Instruction. Whenever a line contains the string "screenshot", copy it out of the entries.

Dataset excerpts.
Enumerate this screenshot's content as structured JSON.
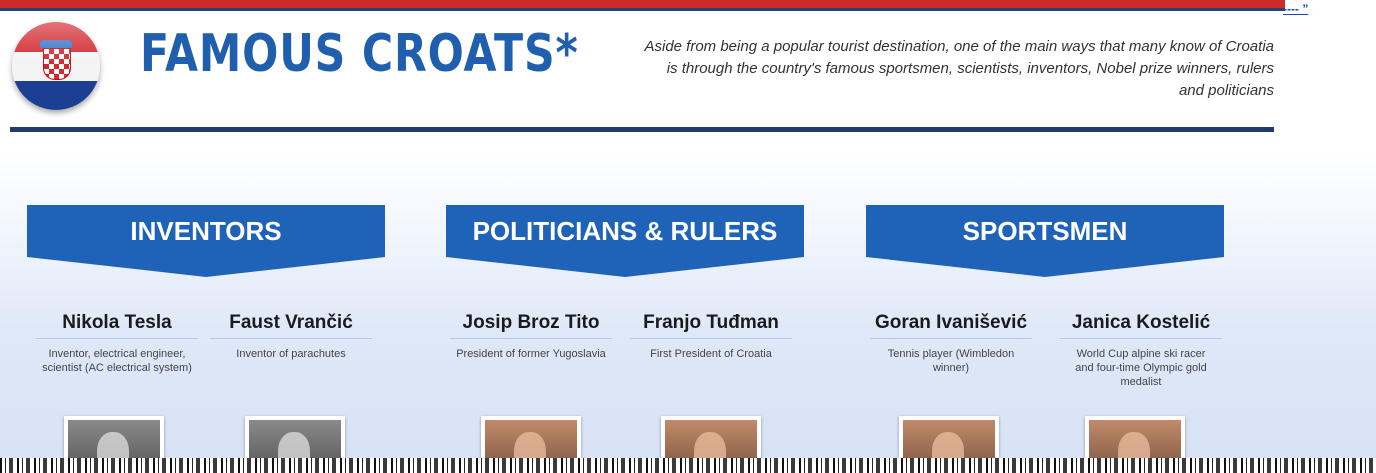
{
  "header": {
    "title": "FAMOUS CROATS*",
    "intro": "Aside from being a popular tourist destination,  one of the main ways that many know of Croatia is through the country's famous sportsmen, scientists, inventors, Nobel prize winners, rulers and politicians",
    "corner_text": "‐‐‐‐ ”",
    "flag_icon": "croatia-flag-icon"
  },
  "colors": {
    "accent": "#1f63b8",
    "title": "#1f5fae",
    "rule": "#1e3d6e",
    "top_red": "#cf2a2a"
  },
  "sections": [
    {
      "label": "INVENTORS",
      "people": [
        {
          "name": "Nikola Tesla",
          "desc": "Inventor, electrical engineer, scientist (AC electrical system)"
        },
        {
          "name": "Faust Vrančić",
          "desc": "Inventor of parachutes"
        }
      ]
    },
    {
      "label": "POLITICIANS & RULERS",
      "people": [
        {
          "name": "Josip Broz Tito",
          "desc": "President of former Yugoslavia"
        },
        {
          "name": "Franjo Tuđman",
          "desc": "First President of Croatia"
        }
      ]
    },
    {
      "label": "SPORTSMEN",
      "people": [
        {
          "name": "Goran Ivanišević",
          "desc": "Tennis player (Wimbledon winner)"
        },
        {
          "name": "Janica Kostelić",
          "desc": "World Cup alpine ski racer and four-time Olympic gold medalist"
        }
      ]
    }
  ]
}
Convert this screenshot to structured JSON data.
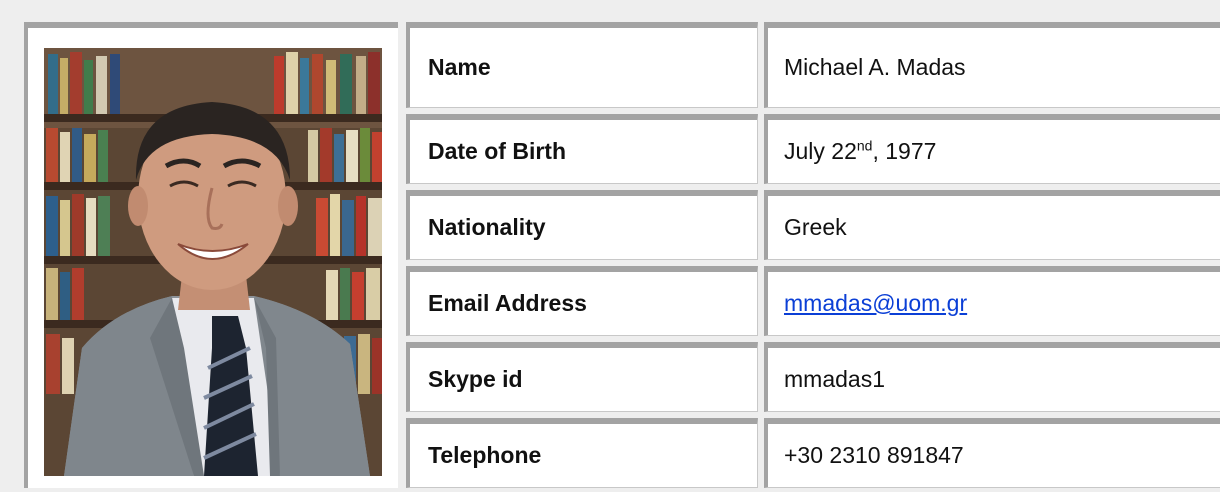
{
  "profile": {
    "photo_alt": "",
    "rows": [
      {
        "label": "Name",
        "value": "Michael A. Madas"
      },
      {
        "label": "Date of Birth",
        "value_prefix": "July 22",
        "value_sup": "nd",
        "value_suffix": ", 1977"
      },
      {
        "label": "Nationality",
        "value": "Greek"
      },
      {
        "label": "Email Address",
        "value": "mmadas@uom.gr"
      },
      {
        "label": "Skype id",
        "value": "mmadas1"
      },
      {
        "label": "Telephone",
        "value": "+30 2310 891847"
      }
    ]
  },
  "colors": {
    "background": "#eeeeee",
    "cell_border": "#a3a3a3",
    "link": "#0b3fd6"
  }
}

The reply.
Enumerate this screenshot's content as structured JSON.
Convert this screenshot to structured JSON data.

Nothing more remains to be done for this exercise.